Directive: Count lines holding the string "loading" in the data that follows. Reply with one number only.

Start Supplied entries

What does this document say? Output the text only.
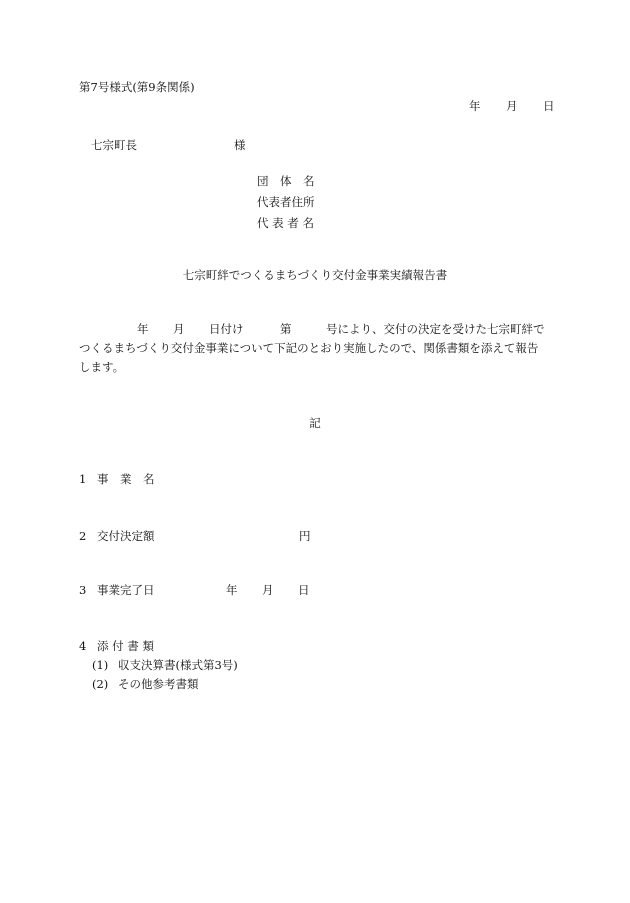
第7号様式(第9条関係)
年 月 日
七宗町長	様
団　体　名
代表者住所
代 表 者 名
七宗町絆でつくるまちづくり交付金事業実績報告書
年 月 日付け	第	号により、交付の決定を受けた七宗町絆で
つくるまちづくり交付金事業について下記のとおり実施したので、関係書類を添えて報告
します。
記
1 事　業　名
2 交付決定額	円
3 事業完了日	年 月 日
4 添 付 書 類
(1) 収支決算書(様式第3号)
(2) その他参考書類
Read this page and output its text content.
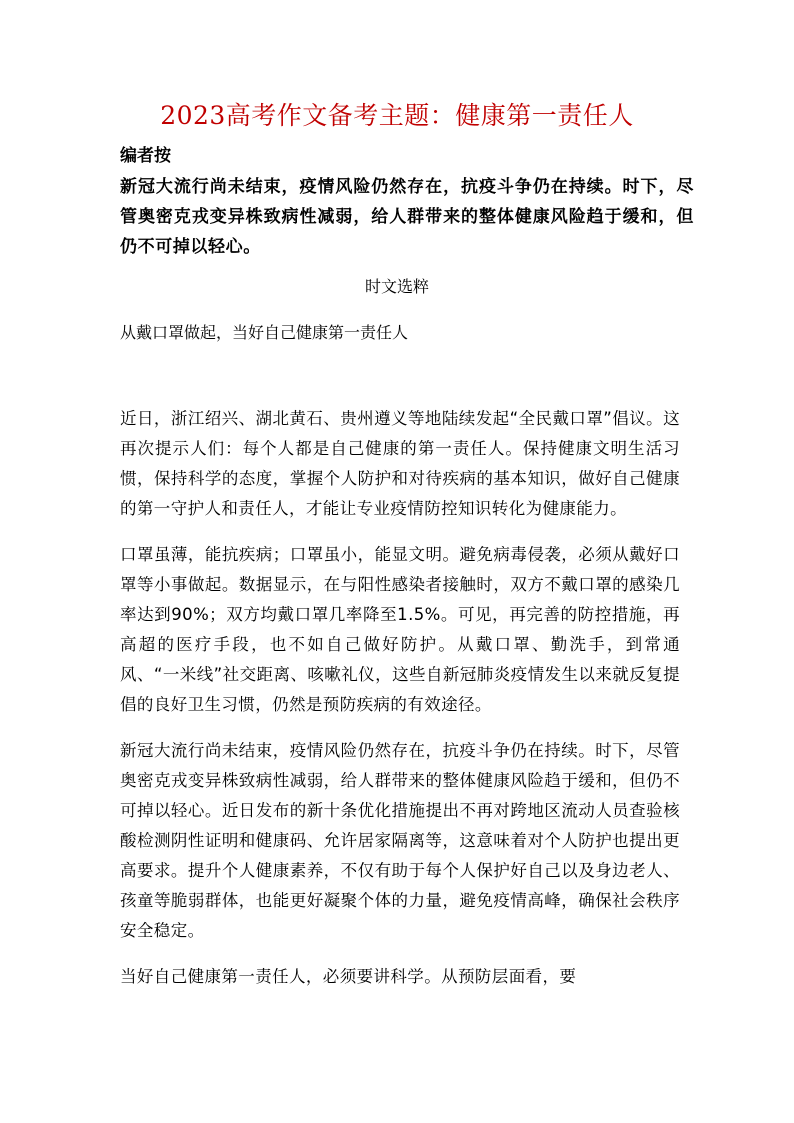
2023高考作文备考主题：健康第一责任人
编者按
新冠大流行尚未结束，疫情风险仍然存在，抗疫斗争仍在持续。时下，尽管奥密克戎变异株致病性减弱，给人群带来的整体健康风险趋于缓和，但仍不可掉以轻心。
时文选粹
从戴口罩做起，当好自己健康第一责任人

近日，浙江绍兴、湖北黄石、贵州遵义等地陆续发起“全民戴口罩”倡议。这再次提示人们：每个人都是自己健康的第一责任人。保持健康文明生活习惯，保持科学的态度，掌握个人防护和对待疾病的基本知识，做好自己健康的第一守护人和责任人，才能让专业疫情防控知识转化为健康能力。

口罩虽薄，能抗疾病；口罩虽小，能显文明。避免病毒侵袭，必须从戴好口罩等小事做起。数据显示，在与阳性感染者接触时，双方不戴口罩的感染几率达到90%；双方均戴口罩几率降至1.5%。可见，再完善的防控措施，再高超的医疗手段，也不如自己做好防护。从戴口罩、勤洗手，到常通风、“一米线”社交距离、咳嗽礼仪，这些自新冠肺炎疫情发生以来就反复提倡的良好卫生习惯，仍然是预防疾病的有效途径。

新冠大流行尚未结束，疫情风险仍然存在，抗疫斗争仍在持续。时下，尽管奥密克戎变异株致病性减弱，给人群带来的整体健康风险趋于缓和，但仍不可掉以轻心。近日发布的新十条优化措施提出不再对跨地区流动人员查验核酸检测阴性证明和健康码、允许居家隔离等，这意味着对个人防护也提出更高要求。提升个人健康素养，不仅有助于每个人保护好自己以及身边老人、孩童等脆弱群体，也能更好凝聚个体的力量，避免疫情高峰，确保社会秩序安全稳定。

当好自己健康第一责任人，必须要讲科学。从预防层面看，要
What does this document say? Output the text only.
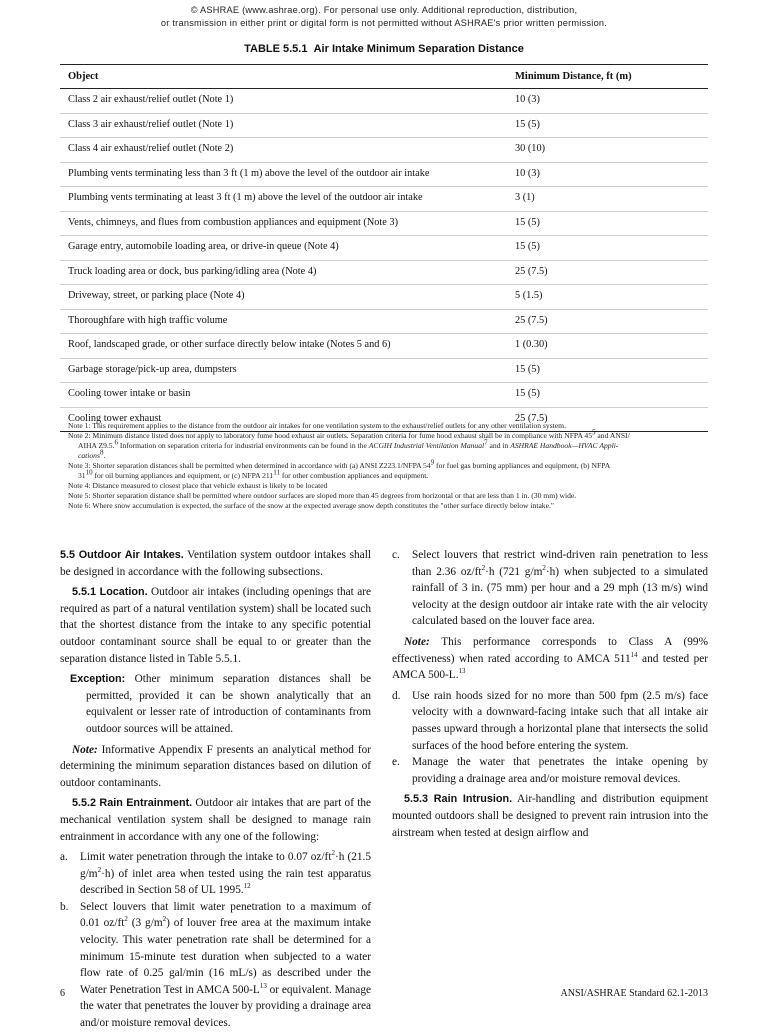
© ASHRAE (www.ashrae.org). For personal use only. Additional reproduction, distribution,
or transmission in either print or digital form is not permitted without ASHRAE's prior written permission.
TABLE 5.5.1 Air Intake Minimum Separation Distance
Object	Minimum Distance, ft (m)
Class 2 air exhaust/relief outlet (Note 1)	10 (3)
Class 3 air exhaust/relief outlet (Note 1)	15 (5)
Class 4 air exhaust/relief outlet (Note 2)	30 (10)
Plumbing vents terminating less than 3 ft (1 m) above the level of the outdoor air intake	10 (3)
Plumbing vents terminating at least 3 ft (1 m) above the level of the outdoor air intake	3 (1)
Vents, chimneys, and flues from combustion appliances and equipment (Note 3)	15 (5)
Garage entry, automobile loading area, or drive-in queue (Note 4)	15 (5)
Truck loading area or dock, bus parking/idling area (Note 4)	25 (7.5)
Driveway, street, or parking place (Note 4)	5 (1.5)
Thoroughfare with high traffic volume	25 (7.5)
Roof, landscaped grade, or other surface directly below intake (Notes 5 and 6)	1 (0.30)
Garbage storage/pick-up area, dumpsters	15 (5)
Cooling tower intake or basin	15 (5)
Cooling tower exhaust	25 (7.5)
Note 1: This requirement applies to the distance from the outdoor air intakes for one ventilation system to the exhaust/relief outlets for any other ventilation system.
Note 2: Minimum distance listed does not apply to laboratory fume hood exhaust air outlets. Separation criteria for fume hood exhaust shall be in compliance with NFPA $45^5$ and ANSI/
AIHA Z9.5.$^6$ Information on separation criteria for industrial environments can be found in the ACGIH Industrial Ventilation Manual$^7$ and in ASHRAE Handbook—HVAC Appli-
cations$^8$.
Note 3: Shorter separation distances shall be permitted when determined in accordance with (a) ANSI Z223.1/NFPA $54^9$ for fuel gas burning appliances and equipment, (b) NFPA
$31^{10}$ for oil burning appliances and equipment, or (c) NFPA $211^{11}$ for other combustion appliances and equipment.
Note 4: Distance measured to closest place that vehicle exhaust is likely to be located
Note 5: Shorter separation distance shall be permitted where outdoor surfaces are sloped more than 45 degrees from horizontal or that are less than 1 in. (30 mm) wide.
Note 6: Where snow accumulation is expected, the surface of the snow at the expected average snow depth constitutes the "other surface directly below intake."

5.5 Outdoor Air Intakes. Ventilation system outdoor intakes shall be designed in accordance with the following subsections.

5.5.1 Location. Outdoor air intakes (including openings that are required as part of a natural ventilation system) shall be located such that the shortest distance from the intake to any specific potential outdoor contaminant source shall be equal to or greater than the separation distance listed in Table 5.5.1.

Exception: Other minimum separation distances shall be permitted, provided it can be shown analytically that an equivalent or lesser rate of introduction of contaminants from outdoor sources will be attained.

Note: Informative Appendix F presents an analytical method for determining the minimum separation distances based on dilution of outdoor contaminants.

5.5.2 Rain Entrainment. Outdoor air intakes that are part of the mechanical ventilation system shall be designed to manage rain entrainment in accordance with any one of the following:

a. Limit water penetration through the intake to 0.07 $oz/ft^2\cdot h$ (21.5 $g/m^2\cdot h$) of inlet area when tested using the rain test apparatus described in Section 58 of UL 1995.12
b. Select louvers that limit water penetration to a maximum of 0.01 $oz/ft^2$ (3 $g/m^2$) of louver free area at the maximum intake velocity. This water penetration rate shall be determined for a minimum 15-minute test duration when subjected to a water flow rate of 0.25 gal/min (16 mL/s) as described under the Water Penetration Test in AMCA $500-L^{13}$ or equivalent. Manage the water that penetrates the louver by providing a drainage area and/or moisture removal devices.
c. Select louvers that restrict wind-driven rain penetration to less than 2.36 $oz/ft^2\cdot h$ (721 $g/m^2\cdot h$) when subjected to a simulated rainfall of 3 in. (75 mm) per hour and a 29 mph (13 m/s) wind velocity at the design outdoor air intake rate with the air velocity calculated based on the louver face area.

Note: This performance corresponds to Class A (99% effectiveness) when rated according to AMCA $511^{14}$ and tested per AMCA 500-L.$^{13}$

d. Use rain hoods sized for no more than 500 fpm (2.5 m/s) face velocity with a downward-facing intake such that all intake air passes upward through a horizontal plane that intersects the solid surfaces of the hood before entering the system.
e. Manage the water that penetrates the intake opening by providing a drainage area and/or moisture removal devices.

5.5.3 Rain Intrusion. Air-handling and distribution equipment mounted outdoors shall be designed to prevent rain intrusion into the airstream when tested at design airflow and

6	ANSI/ASHRAE Standard 62.1-2013
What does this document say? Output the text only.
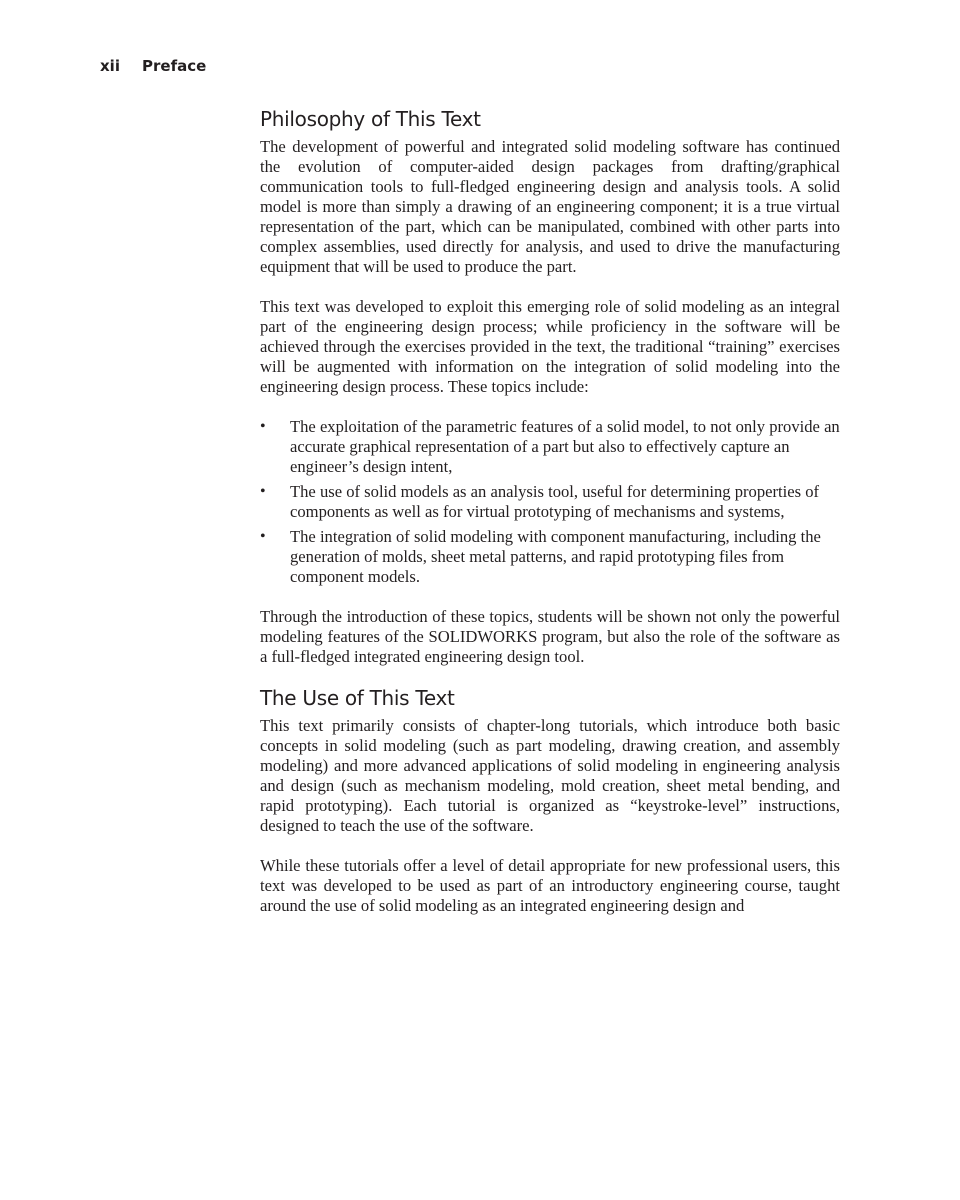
xii Preface
Philosophy of This Text

The development of powerful and integrated solid modeling software has continued the evolution of computer-aided design packages from drafting/graphical communication tools to full-fledged engineering design and analysis tools. A solid model is more than simply a drawing of an engineering component; it is a true virtual representation of the part, which can be manipulated, combined with other parts into complex assemblies, used directly for analysis, and used to drive the manufacturing equipment that will be used to produce the part.

This text was developed to exploit this emerging role of solid modeling as an integral part of the engineering design process; while proficiency in the software will be achieved through the exercises provided in the text, the traditional “training” exercises will be augmented with information on the integration of solid modeling into the engineering design process. These topics include:

• The exploitation of the parametric features of a solid model, to not only provide an accurate graphical representation of a part but also to effectively capture an engineer’s design intent,
• The use of solid models as an analysis tool, useful for determining properties of components as well as for virtual prototyping of mechanisms and systems,
• The integration of solid modeling with component manufacturing, including the generation of molds, sheet metal patterns, and rapid prototyping files from component models.

Through the introduction of these topics, students will be shown not only the powerful modeling features of the SOLIDWORKS program, but also the role of the software as a full-fledged integrated engineering design tool.

The Use of This Text

This text primarily consists of chapter-long tutorials, which introduce both basic concepts in solid modeling (such as part modeling, drawing creation, and assembly modeling) and more advanced applications of solid modeling in engineering analysis and design (such as mechanism modeling, mold creation, sheet metal bending, and rapid prototyping). Each tutorial is organized as “keystroke-level” instructions, designed to teach the use of the software.

While these tutorials offer a level of detail appropriate for new professional users, this text was developed to be used as part of an introductory engineering course, taught around the use of solid modeling as an integrated engineering design and
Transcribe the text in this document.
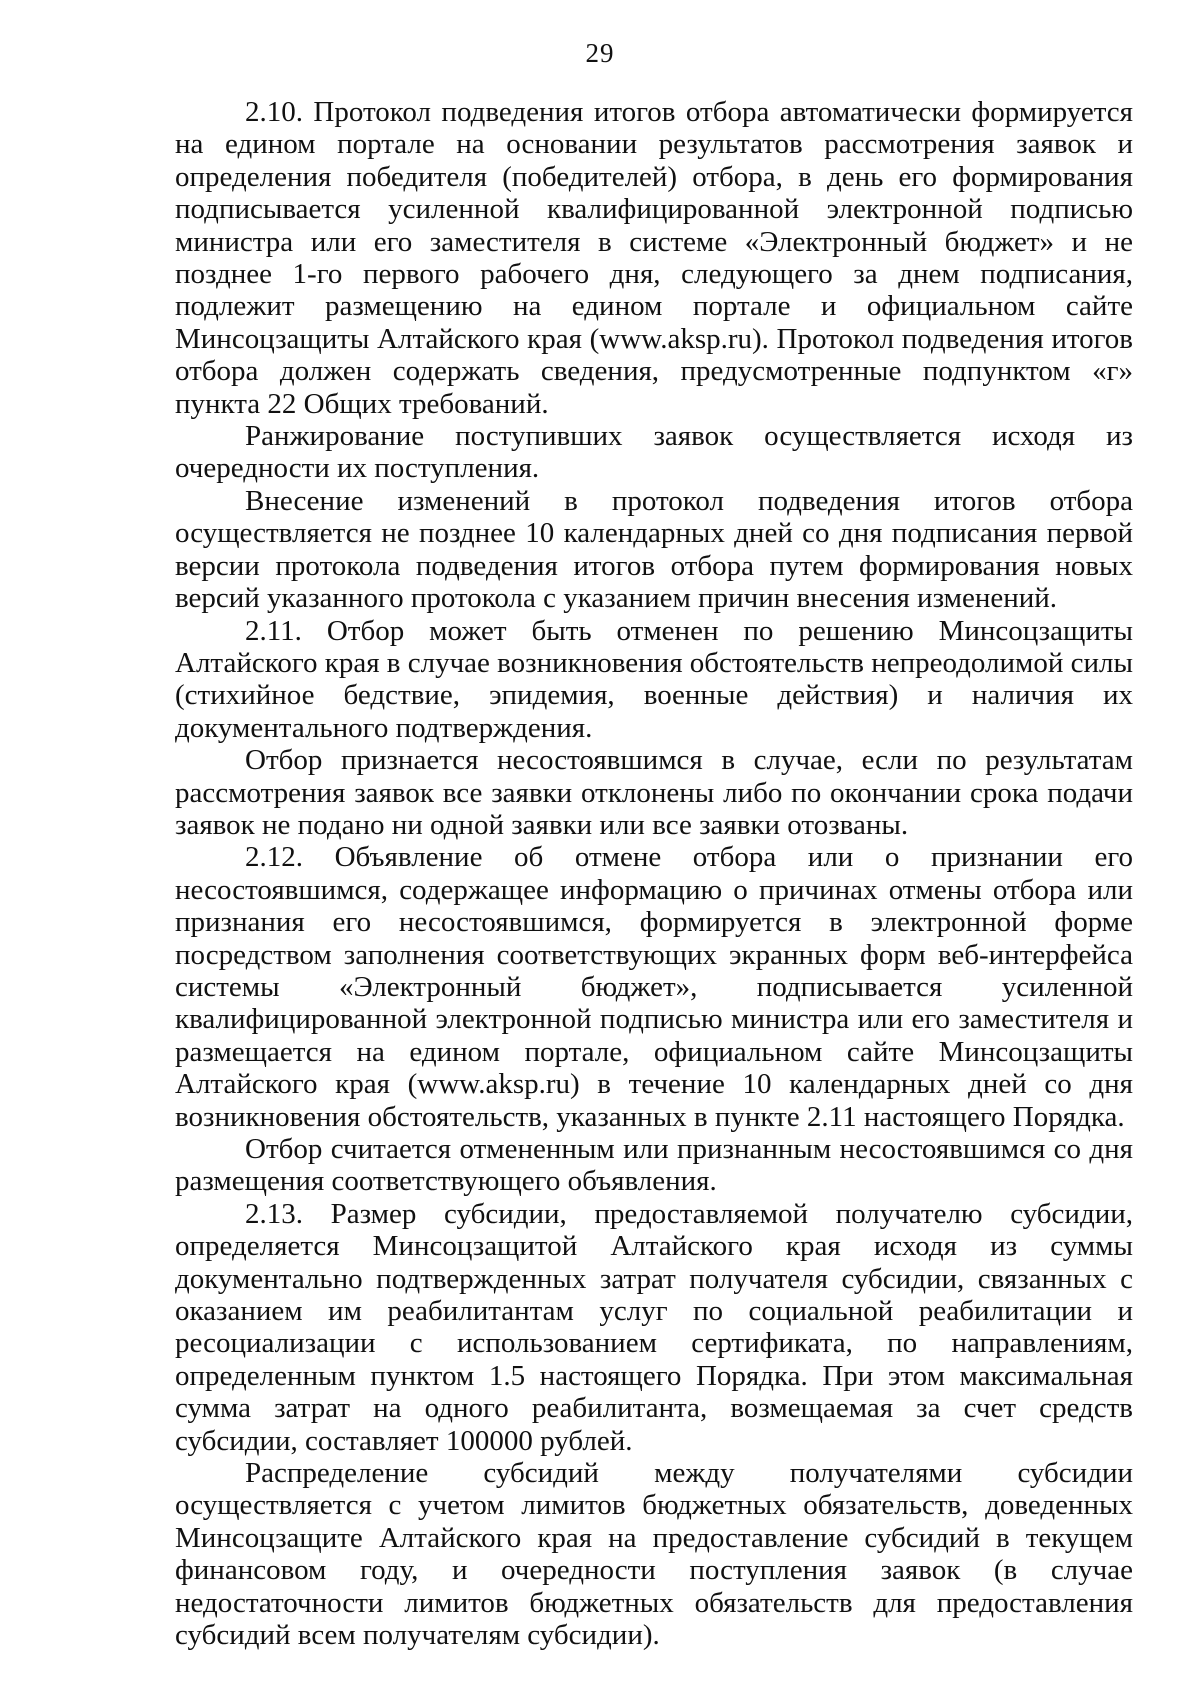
29

2.10. Протокол подведения итогов отбора автоматически формируется на едином портале на основании результатов рассмотрения заявок и определения победителя (победителей) отбора, в день его формирования подписывается усиленной квалифицированной электронной подписью министра или его заместителя в системе «Электронный бюджет» и не позднее 1-го первого рабочего дня, следующего за днем подписания, подлежит размещению на едином портале и официальном сайте Минсоцзащиты Алтайского края (www.aksp.ru). Протокол подведения итогов отбора должен содержать сведения, предусмотренные подпунктом «г» пункта 22 Общих требований.

Ранжирование поступивших заявок осуществляется исходя из очередности их поступления.

Внесение изменений в протокол подведения итогов отбора осуществляется не позднее 10 календарных дней со дня подписания первой версии протокола подведения итогов отбора путем формирования новых версий указанного протокола с указанием причин внесения изменений.

2.11. Отбор может быть отменен по решению Минсоцзащиты Алтайского края в случае возникновения обстоятельств непреодолимой силы (стихийное бедствие, эпидемия, военные действия) и наличия их документального подтверждения.

Отбор признается несостоявшимся в случае, если по результатам рассмотрения заявок все заявки отклонены либо по окончании срока подачи заявок не подано ни одной заявки или все заявки отозваны.

2.12. Объявление об отмене отбора или о признании его несостоявшимся, содержащее информацию о причинах отмены отбора или признания его несостоявшимся, формируется в электронной форме посредством заполнения соответствующих экранных форм веб-интерфейса системы «Электронный бюджет», подписывается усиленной квалифицированной электронной подписью министра или его заместителя и размещается на едином портале, официальном сайте Минсоцзащиты Алтайского края (www.aksp.ru) в течение 10 календарных дней со дня возникновения обстоятельств, указанных в пункте 2.11 настоящего Порядка.

Отбор считается отмененным или признанным несостоявшимся со дня размещения соответствующего объявления.

2.13. Размер субсидии, предоставляемой получателю субсидии, определяется Минсоцзащитой Алтайского края исходя из суммы документально подтвержденных затрат получателя субсидии, связанных с оказанием им реабилитантам услуг по социальной реабилитации и ресоциализации с использованием сертификата, по направлениям, определенным пунктом 1.5 настоящего Порядка. При этом максимальная сумма затрат на одного реабилитанта, возмещаемая за счет средств субсидии, составляет 100000 рублей.

Распределение субсидий между получателями субсидии осуществляется с учетом лимитов бюджетных обязательств, доведенных Минсоцзащите Алтайского края на предоставление субсидий в текущем финансовом году, и очередности поступления заявок (в случае недостаточности лимитов бюджетных обязательств для предоставления субсидий всем получателям субсидии).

End Supplied entries

Answer: 2